Records

☆ ☆ ☆ ☆ ☆ ☆ ☆

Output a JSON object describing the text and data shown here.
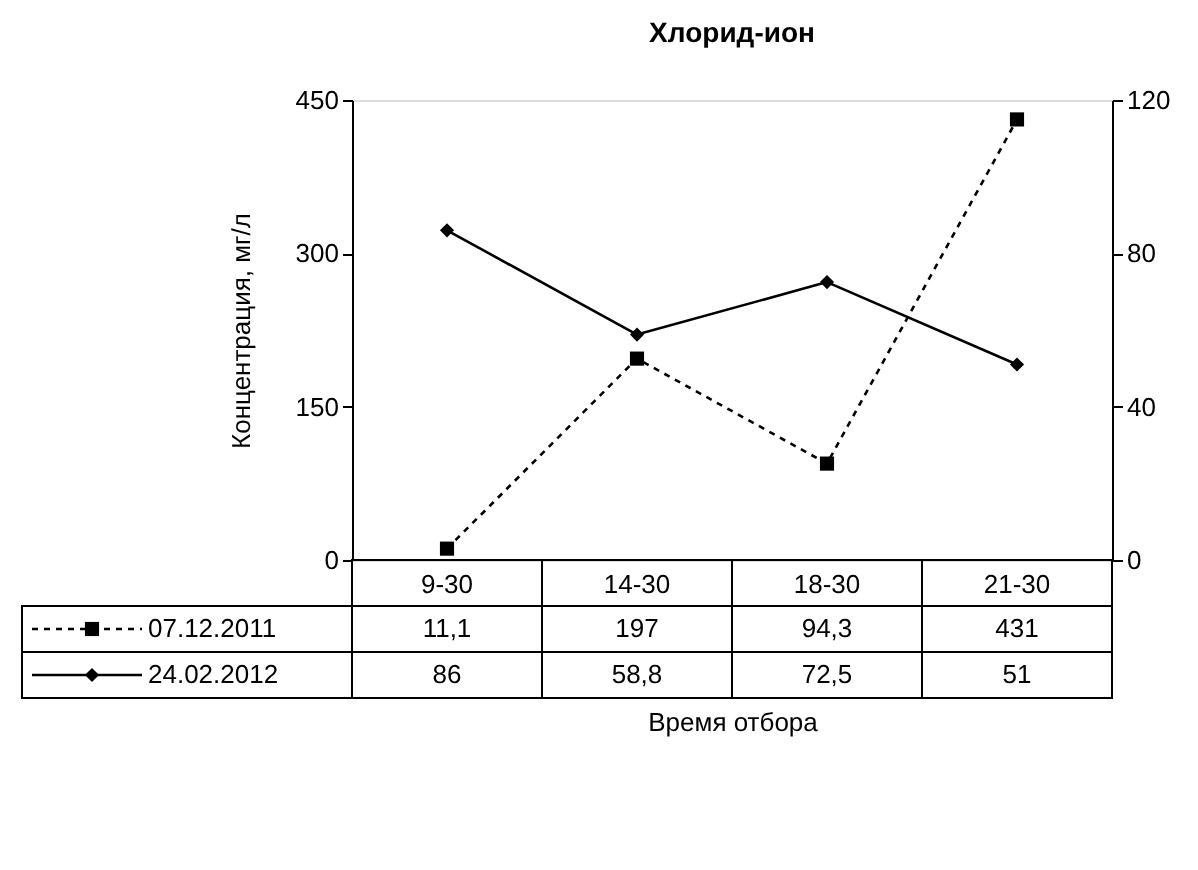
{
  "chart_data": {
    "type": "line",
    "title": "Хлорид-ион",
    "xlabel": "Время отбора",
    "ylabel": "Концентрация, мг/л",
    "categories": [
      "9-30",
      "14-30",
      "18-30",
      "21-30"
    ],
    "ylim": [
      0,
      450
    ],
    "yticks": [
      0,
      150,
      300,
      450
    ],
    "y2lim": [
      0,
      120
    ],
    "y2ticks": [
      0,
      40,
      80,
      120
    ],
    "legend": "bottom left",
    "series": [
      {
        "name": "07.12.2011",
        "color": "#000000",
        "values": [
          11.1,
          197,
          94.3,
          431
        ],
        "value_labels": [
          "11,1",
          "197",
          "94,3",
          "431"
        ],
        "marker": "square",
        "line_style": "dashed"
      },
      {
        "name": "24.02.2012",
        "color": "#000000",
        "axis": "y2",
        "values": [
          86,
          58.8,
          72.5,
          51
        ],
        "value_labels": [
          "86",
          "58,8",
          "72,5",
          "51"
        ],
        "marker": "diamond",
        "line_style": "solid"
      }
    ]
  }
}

☆ ☆ ☆ ☆ ☆ ☆ ☆

YOUR TASK:
Write out the full listing verbatim, excluding its pictures.

TASK RESPONSE:
Output a JSON object describing the text and data shown here.
{
  "chart_data": {
    "type": "line",
    "title": "Хлорид-ион",
    "xlabel": "Время отбора",
    "ylabel": "Концентрация, мг/л",
    "categories": [
      "9-30",
      "14-30",
      "18-30",
      "21-30"
    ],
    "ylim": [
      0,
      450
    ],
    "yticks": [
      0,
      150,
      300,
      450
    ],
    "y2lim": [
      0,
      120
    ],
    "y2ticks": [
      0,
      40,
      80,
      120
    ],
    "legend": "bottom left",
    "series": [
      {
        "name": "07.12.2011",
        "color": "#000000",
        "values": [
          11.1,
          197,
          94.3,
          431
        ],
        "value_labels": [
          "11,1",
          "197",
          "94,3",
          "431"
        ],
        "marker": "square",
        "line_style": "dashed"
      },
      {
        "name": "24.02.2012",
        "color": "#000000",
        "axis": "y2",
        "values": [
          86,
          58.8,
          72.5,
          51
        ],
        "value_labels": [
          "86",
          "58,8",
          "72,5",
          "51"
        ],
        "marker": "diamond",
        "line_style": "solid"
      }
    ]
  }
}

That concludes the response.